- [WRITTEN PROBLEM 1]
In the passage about Peckham, turn the paragraph beginning "At the time of Damilola's death" into a short bulleted list that keeps its main facts.

- [TEXT PASSAGE]
The estate where he died in Peckham, south London, was, and is, a disgraceful monument to it and to the dishonest thinking behind it. The government has been either unwilling or unable to control, or to admit to, or even to estimate the vast numbers of new arrivals. Only now is it beginning to wonder whether this influx was an entirely good thing.
At the time of Damilola’s death the ethnic composition of north Peckham in Southwark, where the estate lies, was 43.4% white, 15.9% black Caribbean, 26.6% black African, 4.1% black other, 7.9% Asian and 2.2% other. Today, in the borough of Southwark as a whole, about a third of the entire population comes from a black or ethnic minority “community”, as official figures so tendentiously put it, when the problem is precisely the lack of community. “More than 100 languages are spoken in our schools and 43% of our pupils speak English as an additional language,” says the council.
This shows, as the council says, a rich diversity and for many years in this country we have been required by the progressive establishment to celebrate this diversity. Yet such extreme diversity is quite obviously at odds with community. It is at odds with the development of shared culture and shared purpose, of shared language in shared school rooms and the creation of the ties that bind a community together.
To throw together such a hugely various collection of people from all over the world, in such numbers, from all kinds of different cultures speaking different languages, is to create a miserable, murderous Tower of Babel. So it has proved in Southwark and in other places like it. The result is racial tension of all kinds, bullying, crime and fear.
If you wanted to invent a way of demoralising people and setting them against each other in their deprivation, you could hardly have come up with anything better, short of bombing them. The ties of community are fragile; they are hard to weave but easy to break; they can’t be drawn together by wishful thinking.

- [LISTED ENTRIES]
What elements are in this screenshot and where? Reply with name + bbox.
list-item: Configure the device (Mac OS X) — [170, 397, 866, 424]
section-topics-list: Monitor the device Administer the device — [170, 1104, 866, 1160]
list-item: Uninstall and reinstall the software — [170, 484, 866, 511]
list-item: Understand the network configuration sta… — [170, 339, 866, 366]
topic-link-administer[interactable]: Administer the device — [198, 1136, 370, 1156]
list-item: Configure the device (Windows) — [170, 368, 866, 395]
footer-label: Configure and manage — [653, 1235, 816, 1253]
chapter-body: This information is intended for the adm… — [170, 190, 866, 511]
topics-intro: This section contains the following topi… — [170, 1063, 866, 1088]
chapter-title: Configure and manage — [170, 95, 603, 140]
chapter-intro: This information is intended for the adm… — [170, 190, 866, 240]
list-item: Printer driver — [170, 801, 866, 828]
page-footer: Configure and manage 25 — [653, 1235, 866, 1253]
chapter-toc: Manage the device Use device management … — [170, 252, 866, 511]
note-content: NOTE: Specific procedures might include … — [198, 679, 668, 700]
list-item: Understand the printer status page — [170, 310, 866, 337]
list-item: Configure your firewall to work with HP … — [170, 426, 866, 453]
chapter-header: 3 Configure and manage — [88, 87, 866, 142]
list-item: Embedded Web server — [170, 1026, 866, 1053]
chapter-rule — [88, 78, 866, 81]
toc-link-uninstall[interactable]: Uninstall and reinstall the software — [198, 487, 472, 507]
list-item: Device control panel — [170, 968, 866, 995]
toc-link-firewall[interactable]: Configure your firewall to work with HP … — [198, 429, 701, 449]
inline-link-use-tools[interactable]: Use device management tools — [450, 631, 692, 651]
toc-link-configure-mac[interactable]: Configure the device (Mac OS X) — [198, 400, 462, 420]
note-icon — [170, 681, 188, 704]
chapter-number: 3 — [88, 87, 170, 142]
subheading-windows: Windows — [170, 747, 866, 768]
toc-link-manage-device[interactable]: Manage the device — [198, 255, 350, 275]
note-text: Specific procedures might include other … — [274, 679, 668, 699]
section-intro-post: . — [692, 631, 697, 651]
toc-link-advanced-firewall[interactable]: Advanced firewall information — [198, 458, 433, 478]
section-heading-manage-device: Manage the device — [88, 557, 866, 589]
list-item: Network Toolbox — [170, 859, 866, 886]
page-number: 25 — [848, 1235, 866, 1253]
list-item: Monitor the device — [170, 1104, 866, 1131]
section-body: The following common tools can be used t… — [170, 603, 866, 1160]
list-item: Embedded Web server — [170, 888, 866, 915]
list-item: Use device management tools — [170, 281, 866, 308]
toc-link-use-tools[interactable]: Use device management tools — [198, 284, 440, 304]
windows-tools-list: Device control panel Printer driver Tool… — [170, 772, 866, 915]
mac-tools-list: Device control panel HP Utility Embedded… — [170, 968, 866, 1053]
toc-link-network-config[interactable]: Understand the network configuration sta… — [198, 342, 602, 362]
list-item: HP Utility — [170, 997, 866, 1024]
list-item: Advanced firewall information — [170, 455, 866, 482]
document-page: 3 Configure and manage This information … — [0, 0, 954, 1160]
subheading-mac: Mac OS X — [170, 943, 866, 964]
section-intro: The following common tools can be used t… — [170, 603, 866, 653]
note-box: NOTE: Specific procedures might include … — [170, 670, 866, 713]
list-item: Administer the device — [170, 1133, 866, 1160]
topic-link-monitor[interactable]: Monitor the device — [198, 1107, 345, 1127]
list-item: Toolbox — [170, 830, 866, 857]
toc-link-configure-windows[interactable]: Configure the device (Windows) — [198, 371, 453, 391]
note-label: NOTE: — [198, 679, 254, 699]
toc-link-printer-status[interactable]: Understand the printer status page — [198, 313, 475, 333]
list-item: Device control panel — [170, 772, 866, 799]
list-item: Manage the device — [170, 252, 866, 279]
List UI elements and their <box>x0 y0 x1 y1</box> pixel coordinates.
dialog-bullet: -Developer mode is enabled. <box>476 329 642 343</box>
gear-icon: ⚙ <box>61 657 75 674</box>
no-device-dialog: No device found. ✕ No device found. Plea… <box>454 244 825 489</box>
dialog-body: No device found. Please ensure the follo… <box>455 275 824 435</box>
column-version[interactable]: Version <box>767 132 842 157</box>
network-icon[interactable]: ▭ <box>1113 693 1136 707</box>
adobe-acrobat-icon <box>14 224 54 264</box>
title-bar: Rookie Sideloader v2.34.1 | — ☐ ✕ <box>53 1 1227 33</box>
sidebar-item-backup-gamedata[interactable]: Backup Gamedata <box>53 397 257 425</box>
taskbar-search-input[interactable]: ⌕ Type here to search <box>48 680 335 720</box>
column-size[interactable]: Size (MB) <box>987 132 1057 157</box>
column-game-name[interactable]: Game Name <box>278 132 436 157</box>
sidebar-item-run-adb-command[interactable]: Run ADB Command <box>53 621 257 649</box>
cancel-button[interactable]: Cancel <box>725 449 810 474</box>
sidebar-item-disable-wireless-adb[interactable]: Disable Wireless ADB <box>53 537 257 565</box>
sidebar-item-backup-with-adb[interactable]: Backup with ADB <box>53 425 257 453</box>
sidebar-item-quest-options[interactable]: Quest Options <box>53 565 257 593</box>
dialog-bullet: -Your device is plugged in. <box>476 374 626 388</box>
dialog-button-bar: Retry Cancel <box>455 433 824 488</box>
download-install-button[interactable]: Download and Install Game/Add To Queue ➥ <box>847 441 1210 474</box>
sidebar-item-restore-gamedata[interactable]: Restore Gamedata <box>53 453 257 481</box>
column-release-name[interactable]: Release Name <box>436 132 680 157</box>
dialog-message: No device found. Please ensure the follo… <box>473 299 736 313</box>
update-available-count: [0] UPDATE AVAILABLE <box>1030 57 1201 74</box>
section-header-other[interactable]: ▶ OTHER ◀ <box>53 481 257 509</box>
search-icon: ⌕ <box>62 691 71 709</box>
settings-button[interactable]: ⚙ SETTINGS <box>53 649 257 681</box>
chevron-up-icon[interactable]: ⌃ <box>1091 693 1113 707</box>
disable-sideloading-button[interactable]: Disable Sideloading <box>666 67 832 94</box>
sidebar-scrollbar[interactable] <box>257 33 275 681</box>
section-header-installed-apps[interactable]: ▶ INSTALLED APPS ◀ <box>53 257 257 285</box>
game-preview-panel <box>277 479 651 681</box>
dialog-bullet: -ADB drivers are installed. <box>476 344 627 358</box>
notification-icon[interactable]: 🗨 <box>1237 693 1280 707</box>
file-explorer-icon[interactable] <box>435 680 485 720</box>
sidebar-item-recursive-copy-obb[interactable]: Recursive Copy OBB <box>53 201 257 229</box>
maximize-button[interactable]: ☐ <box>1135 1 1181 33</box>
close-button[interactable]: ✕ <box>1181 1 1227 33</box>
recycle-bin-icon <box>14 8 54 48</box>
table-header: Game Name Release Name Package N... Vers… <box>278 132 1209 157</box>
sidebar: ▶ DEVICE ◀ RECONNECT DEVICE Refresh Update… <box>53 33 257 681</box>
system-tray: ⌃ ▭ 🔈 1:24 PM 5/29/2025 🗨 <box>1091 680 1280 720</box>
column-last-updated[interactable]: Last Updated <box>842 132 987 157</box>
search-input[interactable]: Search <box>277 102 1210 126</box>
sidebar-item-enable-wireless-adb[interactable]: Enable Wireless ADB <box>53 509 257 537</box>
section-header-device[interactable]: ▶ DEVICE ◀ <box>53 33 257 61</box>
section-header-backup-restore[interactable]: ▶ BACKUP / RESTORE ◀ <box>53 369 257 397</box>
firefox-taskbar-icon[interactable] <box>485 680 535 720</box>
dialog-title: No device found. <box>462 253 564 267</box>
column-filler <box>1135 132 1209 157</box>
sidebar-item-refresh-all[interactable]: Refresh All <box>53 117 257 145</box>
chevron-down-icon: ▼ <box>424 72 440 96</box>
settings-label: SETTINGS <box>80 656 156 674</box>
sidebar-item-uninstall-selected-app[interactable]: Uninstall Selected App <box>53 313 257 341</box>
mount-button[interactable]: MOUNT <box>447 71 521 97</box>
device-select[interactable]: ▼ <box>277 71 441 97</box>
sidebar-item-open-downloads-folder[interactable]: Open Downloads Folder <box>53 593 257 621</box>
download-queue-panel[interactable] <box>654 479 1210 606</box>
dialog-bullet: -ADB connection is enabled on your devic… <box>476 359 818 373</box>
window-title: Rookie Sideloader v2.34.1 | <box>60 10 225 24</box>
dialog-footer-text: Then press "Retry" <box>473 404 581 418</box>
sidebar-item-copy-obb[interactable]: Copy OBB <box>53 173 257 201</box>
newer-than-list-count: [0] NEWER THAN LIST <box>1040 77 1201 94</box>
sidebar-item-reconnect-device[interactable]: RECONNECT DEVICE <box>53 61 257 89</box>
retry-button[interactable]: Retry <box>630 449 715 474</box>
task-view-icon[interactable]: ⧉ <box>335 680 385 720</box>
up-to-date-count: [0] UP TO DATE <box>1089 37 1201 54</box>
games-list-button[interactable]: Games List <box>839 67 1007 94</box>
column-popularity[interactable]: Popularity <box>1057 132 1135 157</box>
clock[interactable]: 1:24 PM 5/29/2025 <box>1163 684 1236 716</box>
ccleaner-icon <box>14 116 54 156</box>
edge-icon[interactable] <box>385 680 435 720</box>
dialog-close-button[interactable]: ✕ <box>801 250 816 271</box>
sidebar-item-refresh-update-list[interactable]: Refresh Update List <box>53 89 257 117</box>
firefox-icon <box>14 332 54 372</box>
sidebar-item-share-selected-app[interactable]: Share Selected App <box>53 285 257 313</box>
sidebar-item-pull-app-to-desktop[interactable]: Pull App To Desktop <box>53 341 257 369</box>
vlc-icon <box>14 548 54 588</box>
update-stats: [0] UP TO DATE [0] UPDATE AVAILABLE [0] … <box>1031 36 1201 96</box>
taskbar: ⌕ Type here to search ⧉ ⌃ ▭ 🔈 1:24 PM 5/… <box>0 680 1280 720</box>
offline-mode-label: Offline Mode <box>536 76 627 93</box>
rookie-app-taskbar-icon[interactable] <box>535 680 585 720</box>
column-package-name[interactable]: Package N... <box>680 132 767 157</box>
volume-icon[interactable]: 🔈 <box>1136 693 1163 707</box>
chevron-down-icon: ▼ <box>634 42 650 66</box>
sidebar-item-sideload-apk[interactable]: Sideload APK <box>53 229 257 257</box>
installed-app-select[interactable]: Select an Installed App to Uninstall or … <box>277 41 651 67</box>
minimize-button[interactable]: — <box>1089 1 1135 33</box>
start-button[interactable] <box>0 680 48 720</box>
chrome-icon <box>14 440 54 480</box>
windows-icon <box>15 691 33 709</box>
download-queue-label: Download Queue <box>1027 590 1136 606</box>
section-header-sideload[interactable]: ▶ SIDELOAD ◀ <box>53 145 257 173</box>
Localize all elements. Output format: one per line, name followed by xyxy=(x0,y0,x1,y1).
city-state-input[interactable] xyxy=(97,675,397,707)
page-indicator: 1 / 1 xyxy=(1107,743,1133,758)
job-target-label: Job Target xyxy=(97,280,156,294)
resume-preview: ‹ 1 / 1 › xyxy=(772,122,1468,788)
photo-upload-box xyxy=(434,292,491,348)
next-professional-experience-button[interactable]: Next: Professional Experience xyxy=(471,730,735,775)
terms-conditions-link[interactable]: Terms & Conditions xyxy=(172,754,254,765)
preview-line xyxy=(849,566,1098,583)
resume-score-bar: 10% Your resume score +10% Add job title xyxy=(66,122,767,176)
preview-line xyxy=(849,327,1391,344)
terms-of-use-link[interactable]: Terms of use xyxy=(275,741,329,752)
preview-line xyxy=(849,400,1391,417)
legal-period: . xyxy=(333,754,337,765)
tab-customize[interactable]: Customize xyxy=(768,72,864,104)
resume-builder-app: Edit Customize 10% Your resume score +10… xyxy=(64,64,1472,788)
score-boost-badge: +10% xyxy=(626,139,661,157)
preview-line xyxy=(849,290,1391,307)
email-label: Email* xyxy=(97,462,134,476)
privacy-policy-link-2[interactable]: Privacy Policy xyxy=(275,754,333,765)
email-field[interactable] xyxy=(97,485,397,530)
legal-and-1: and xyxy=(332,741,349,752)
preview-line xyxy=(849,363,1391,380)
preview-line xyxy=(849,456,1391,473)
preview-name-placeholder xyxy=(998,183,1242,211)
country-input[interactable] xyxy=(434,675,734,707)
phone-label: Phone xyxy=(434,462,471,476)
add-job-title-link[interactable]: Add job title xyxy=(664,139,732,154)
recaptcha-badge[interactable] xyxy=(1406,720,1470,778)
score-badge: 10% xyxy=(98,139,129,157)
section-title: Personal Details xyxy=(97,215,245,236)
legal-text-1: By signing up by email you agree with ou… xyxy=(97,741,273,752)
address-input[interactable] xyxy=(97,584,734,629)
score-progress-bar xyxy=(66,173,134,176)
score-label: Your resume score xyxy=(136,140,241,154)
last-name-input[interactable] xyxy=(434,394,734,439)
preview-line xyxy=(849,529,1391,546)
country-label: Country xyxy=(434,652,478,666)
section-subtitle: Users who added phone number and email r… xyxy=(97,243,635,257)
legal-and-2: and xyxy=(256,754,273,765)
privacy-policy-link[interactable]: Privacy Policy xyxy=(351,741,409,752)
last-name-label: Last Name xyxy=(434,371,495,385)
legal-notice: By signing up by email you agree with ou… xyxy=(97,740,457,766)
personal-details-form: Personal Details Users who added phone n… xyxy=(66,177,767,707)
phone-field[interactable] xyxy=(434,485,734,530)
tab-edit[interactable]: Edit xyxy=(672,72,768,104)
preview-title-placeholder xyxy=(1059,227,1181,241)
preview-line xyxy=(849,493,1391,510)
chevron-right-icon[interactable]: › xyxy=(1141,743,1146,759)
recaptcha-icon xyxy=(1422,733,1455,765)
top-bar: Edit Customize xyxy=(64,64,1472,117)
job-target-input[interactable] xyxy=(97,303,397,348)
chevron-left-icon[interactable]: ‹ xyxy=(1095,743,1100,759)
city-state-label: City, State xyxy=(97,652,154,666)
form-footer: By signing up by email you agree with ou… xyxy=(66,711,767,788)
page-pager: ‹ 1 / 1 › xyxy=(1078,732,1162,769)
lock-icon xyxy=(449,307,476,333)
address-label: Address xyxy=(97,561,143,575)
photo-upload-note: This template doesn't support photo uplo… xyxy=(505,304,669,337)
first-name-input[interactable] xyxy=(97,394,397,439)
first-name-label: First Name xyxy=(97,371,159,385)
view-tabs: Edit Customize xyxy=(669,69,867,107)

- [WRITTEN PROBLEM 2]
Copy the part of the rows that starts with the first row and ends with the line containing "note-content: NOTE: Specific", including both of those lines.

- [FINAL RESULT 1]
- When Damilola died, north Peckham in Southwark, where the estate lies, was 43.4% white, 15.9% black Caribbean, 26.6% black African, 4.1% black other, 7.9% Asian and 2.2% other.
- Today about a third of the whole borough of Southwark's population comes from a black or ethnic minority "community." The text calls this official wording tendentious, since the problem is the lack of community.
- The council says more than 100 languages are spoken in its schools and 43% of pupils speak English as an additional language.

- [FINAL RESULT 2]
What elements are in this screenshot and where? Reply with name + bbox.
list-item: Configure the device (Mac OS X) — [170, 397, 866, 424]
section-topics-list: Monitor the device Administer the device — [170, 1104, 866, 1160]
list-item: Uninstall and reinstall the software — [170, 484, 866, 511]
list-item: Understand the network configuration sta… — [170, 339, 866, 366]
topic-link-administer[interactable]: Administer the device — [198, 1136, 370, 1156]
list-item: Configure the device (Windows) — [170, 368, 866, 395]
footer-label: Configure and manage — [653, 1235, 816, 1253]
chapter-body: This information is intended for the adm… — [170, 190, 866, 511]
topics-intro: This section contains the following topi… — [170, 1063, 866, 1088]
chapter-title: Configure and manage — [170, 95, 603, 140]
chapter-intro: This information is intended for the adm… — [170, 190, 866, 240]
list-item: Printer driver — [170, 801, 866, 828]
page-footer: Configure and manage 25 — [653, 1235, 866, 1253]
chapter-toc: Manage the device Use device management … — [170, 252, 866, 511]
note-content: NOTE: Specific procedures might include … — [198, 679, 668, 700]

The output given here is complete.